Your task is to tally the lines of the listing containing the word "xlabel" and report the figure alone.

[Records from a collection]
------------------------------------------------------------------------
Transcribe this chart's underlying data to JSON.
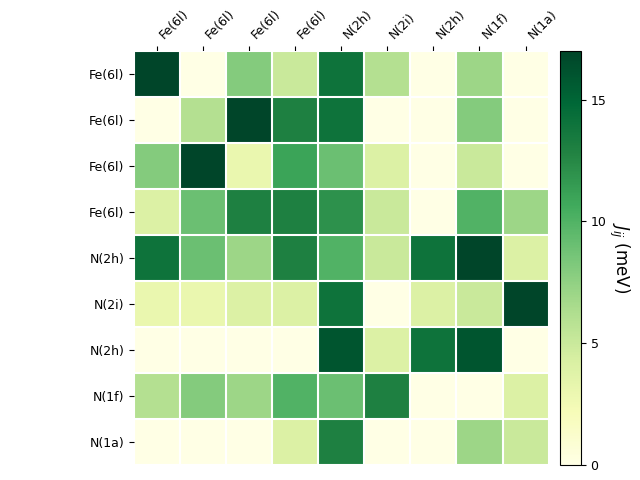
{
  "labels": [
    "Fe(6l)",
    "Fe(6l)",
    "Fe(6l)",
    "Fe(6l)",
    "N(2h)",
    "N(2i)",
    "N(2h)",
    "N(1f)",
    "N(1a)"
  ],
  "matrix": [
    [
      17,
      0,
      8,
      5,
      14,
      6,
      0,
      7,
      0
    ],
    [
      0,
      6,
      17,
      13,
      14,
      0,
      0,
      8,
      0
    ],
    [
      8,
      17,
      3,
      11,
      9,
      4,
      0,
      5,
      0
    ],
    [
      4,
      9,
      13,
      13,
      12,
      5,
      0,
      10,
      7
    ],
    [
      14,
      9,
      7,
      13,
      10,
      5,
      14,
      17,
      4
    ],
    [
      3,
      3,
      4,
      4,
      14,
      0,
      4,
      5,
      17
    ],
    [
      0,
      0,
      0,
      0,
      16,
      4,
      14,
      16,
      0
    ],
    [
      6,
      8,
      7,
      10,
      9,
      13,
      0,
      0,
      4
    ],
    [
      0,
      0,
      0,
      4,
      13,
      0,
      0,
      7,
      5
    ]
  ],
  "vmin": 0,
  "vmax": 17,
  "cmap": "YlGn",
  "colorbar_label": "$J_{ij}$ (meV)",
  "colorbar_ticks": [
    0,
    5,
    10,
    15
  ],
  "figsize": [
    6.4,
    4.8
  ],
  "dpi": 100
}
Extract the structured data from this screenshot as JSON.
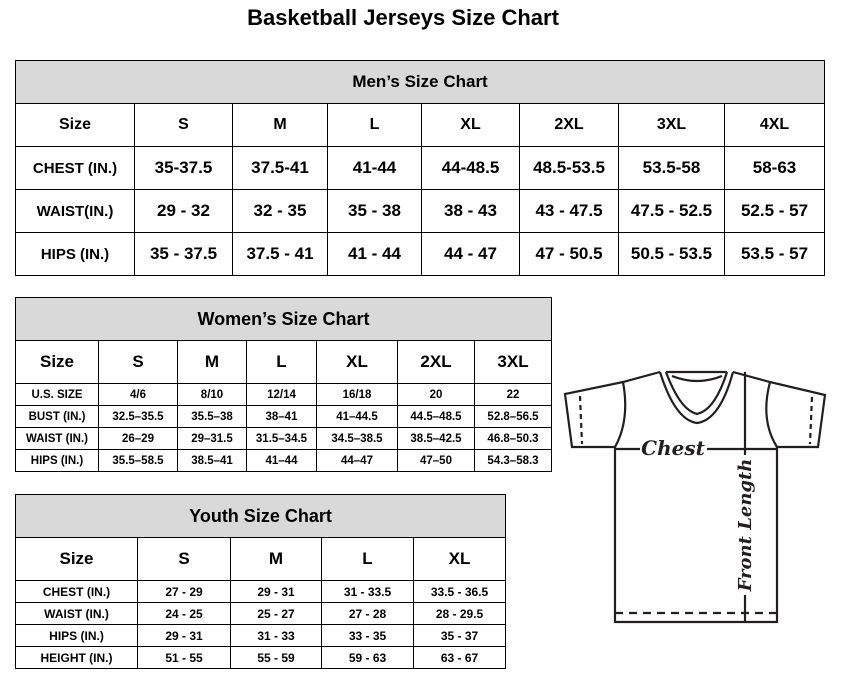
{
  "title": "Basketball Jerseys Size Chart",
  "men": {
    "title": "Men’s Size Chart",
    "header": [
      "Size",
      "S",
      "M",
      "L",
      "XL",
      "2XL",
      "3XL",
      "4XL"
    ],
    "rows": [
      [
        "CHEST (IN.)",
        "35-37.5",
        "37.5-41",
        "41-44",
        "44-48.5",
        "48.5-53.5",
        "53.5-58",
        "58-63"
      ],
      [
        "WAIST(IN.)",
        "29 - 32",
        "32 - 35",
        "35 - 38",
        "38 - 43",
        "43 - 47.5",
        "47.5 - 52.5",
        "52.5 - 57"
      ],
      [
        "HIPS (IN.)",
        "35 - 37.5",
        "37.5 - 41",
        "41 - 44",
        "44 - 47",
        "47 - 50.5",
        "50.5 - 53.5",
        "53.5 - 57"
      ]
    ]
  },
  "women": {
    "title": "Women’s Size Chart",
    "header": [
      "Size",
      "S",
      "M",
      "L",
      "XL",
      "2XL",
      "3XL"
    ],
    "rows": [
      [
        "U.S. SIZE",
        "4/6",
        "8/10",
        "12/14",
        "16/18",
        "20",
        "22"
      ],
      [
        "BUST (IN.)",
        "32.5–35.5",
        "35.5–38",
        "38–41",
        "41–44.5",
        "44.5–48.5",
        "52.8–56.5"
      ],
      [
        "WAIST (IN.)",
        "26–29",
        "29–31.5",
        "31.5–34.5",
        "34.5–38.5",
        "38.5–42.5",
        "46.8–50.3"
      ],
      [
        "HIPS (IN.)",
        "35.5–58.5",
        "38.5–41",
        "41–44",
        "44–47",
        "47–50",
        "54.3–58.3"
      ]
    ]
  },
  "youth": {
    "title": "Youth Size Chart",
    "header": [
      "Size",
      "S",
      "M",
      "L",
      "XL"
    ],
    "rows": [
      [
        "CHEST (IN.)",
        "27 - 29",
        "29 - 31",
        "31 - 33.5",
        "33.5 - 36.5"
      ],
      [
        "WAIST (IN.)",
        "24 - 25",
        "25 - 27",
        "27 - 28",
        "28 - 29.5"
      ],
      [
        "HIPS (IN.)",
        "29 - 31",
        "31 - 33",
        "33 - 35",
        "35 - 37"
      ],
      [
        "HEIGHT (IN.)",
        "51 - 55",
        "55 - 59",
        "59 - 63",
        "63 - 67"
      ]
    ]
  },
  "diagram": {
    "chest_label": "Chest",
    "length_label": "Front Length",
    "line_color": "#231f20"
  }
}
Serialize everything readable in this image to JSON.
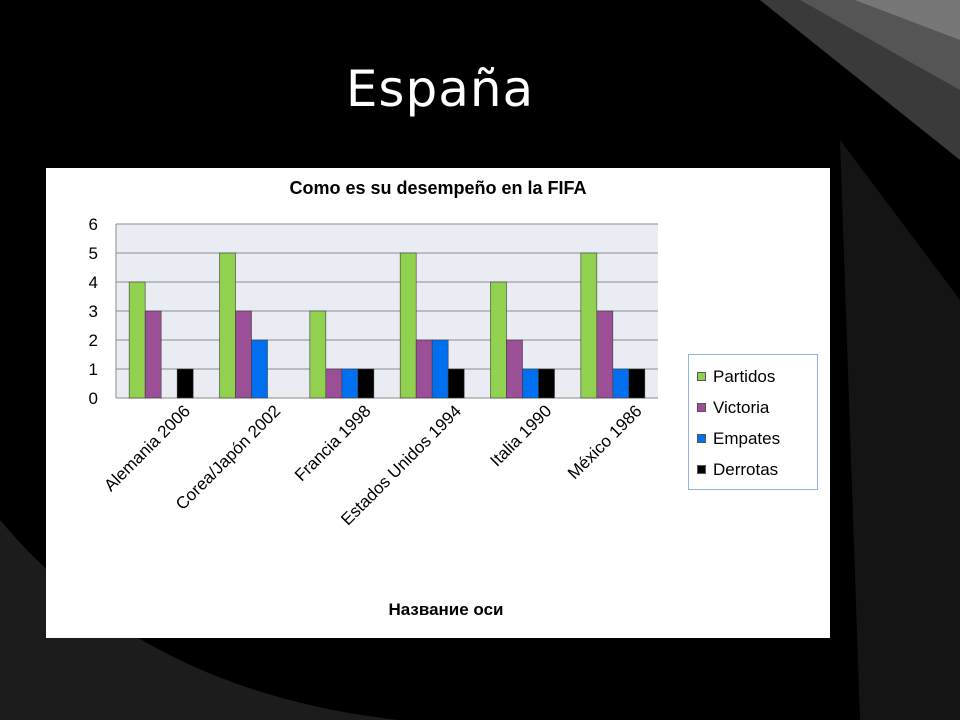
{
  "slide": {
    "title": "España"
  },
  "colors": {
    "background": "#000000",
    "plot_area": "#e9edf3",
    "partidos": "#92d050",
    "victoria": "#9b4f96",
    "empates": "#0070f0",
    "derrotas": "#000000",
    "legend_border": "#8db3e2"
  },
  "chart_data": {
    "type": "bar",
    "title": "Como es su desempeño en la FIFA",
    "xlabel": "Название оси",
    "ylabel": "",
    "ylim": [
      0,
      6
    ],
    "yticks": [
      "0",
      "1",
      "2",
      "3",
      "4",
      "5",
      "6"
    ],
    "categories": [
      "Alemania 2006",
      "Corea/Japón 2002",
      "Francia 1998",
      "Estados Unidos 1994",
      "Italia 1990",
      "México 1986"
    ],
    "series": [
      {
        "name": "Partidos",
        "values": [
          4,
          5,
          3,
          5,
          4,
          5
        ]
      },
      {
        "name": "Victoria",
        "values": [
          3,
          3,
          1,
          2,
          2,
          3
        ]
      },
      {
        "name": "Empates",
        "values": [
          0,
          2,
          1,
          2,
          1,
          1
        ]
      },
      {
        "name": "Derrotas",
        "values": [
          1,
          0,
          1,
          1,
          1,
          1
        ]
      }
    ],
    "legend_position": "right",
    "grid": true
  }
}
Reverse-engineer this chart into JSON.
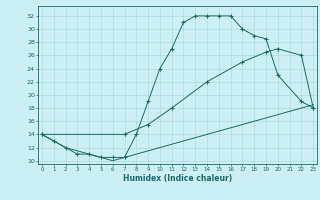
{
  "line1_x": [
    0,
    1,
    2,
    3,
    4,
    5,
    6,
    7,
    8,
    9,
    10,
    11,
    12,
    13,
    14,
    15,
    16,
    17,
    18,
    19,
    20,
    22,
    23
  ],
  "line1_y": [
    14,
    13,
    12,
    11,
    11,
    10.5,
    10.5,
    10.5,
    14,
    19,
    24,
    27,
    31,
    32,
    32,
    32,
    32,
    30,
    29,
    28.5,
    23,
    19,
    18
  ],
  "line2_x": [
    0,
    7,
    9,
    11,
    14,
    17,
    19,
    20,
    22,
    23
  ],
  "line2_y": [
    14,
    14,
    15.5,
    18,
    22,
    25,
    26.5,
    27,
    26,
    18
  ],
  "line3_x": [
    0,
    1,
    2,
    3,
    4,
    5,
    6,
    7,
    8,
    9,
    10,
    11,
    12,
    13,
    14,
    15,
    16,
    17,
    18,
    19,
    20,
    21,
    22,
    23
  ],
  "line3_y": [
    14,
    13,
    12,
    11.5,
    11,
    10.5,
    10,
    10.5,
    11,
    11.5,
    12,
    12.5,
    13,
    13.5,
    14,
    14.5,
    15,
    15.5,
    16,
    16.5,
    17,
    17.5,
    18,
    18.5
  ],
  "line_color": "#1a6b6b",
  "bg_color": "#cceef5",
  "grid_color": "#aad4dc",
  "xlabel": "Humidex (Indice chaleur)",
  "ytick_labels": [
    "10",
    "12",
    "14",
    "16",
    "18",
    "20",
    "22",
    "24",
    "26",
    "28",
    "30",
    "32"
  ],
  "ytick_vals": [
    10,
    12,
    14,
    16,
    18,
    20,
    22,
    24,
    26,
    28,
    30,
    32
  ],
  "xtick_labels": [
    "0",
    "1",
    "2",
    "3",
    "4",
    "5",
    "6",
    "7",
    "8",
    "9",
    "10",
    "11",
    "12",
    "13",
    "14",
    "15",
    "16",
    "17",
    "18",
    "19",
    "20",
    "21",
    "22",
    "23"
  ],
  "xtick_vals": [
    0,
    1,
    2,
    3,
    4,
    5,
    6,
    7,
    8,
    9,
    10,
    11,
    12,
    13,
    14,
    15,
    16,
    17,
    18,
    19,
    20,
    21,
    22,
    23
  ],
  "xlim": [
    -0.3,
    23.3
  ],
  "ylim": [
    9.5,
    33.5
  ]
}
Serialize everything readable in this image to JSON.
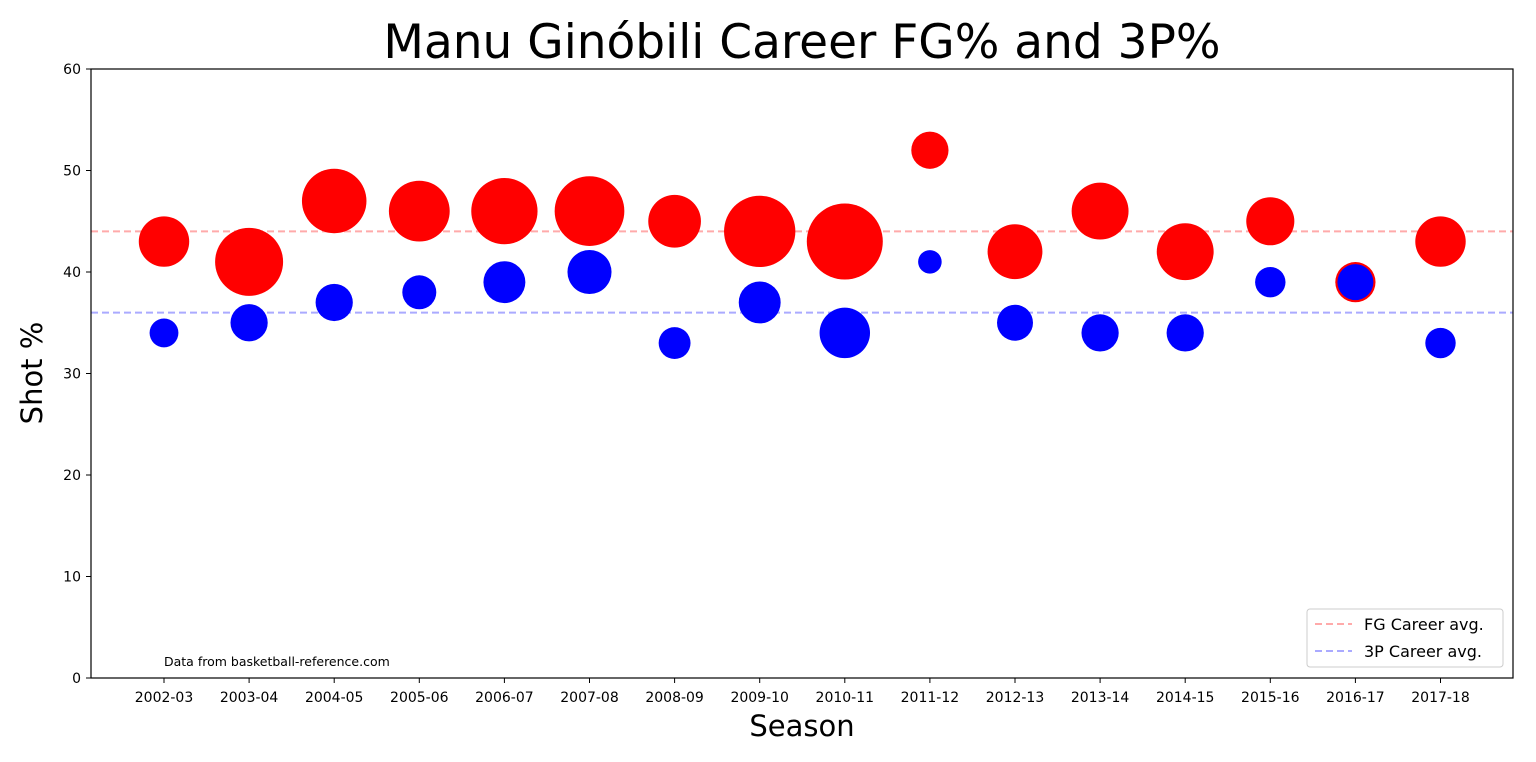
------------------------------------------------------------------------
(Solved problem)
2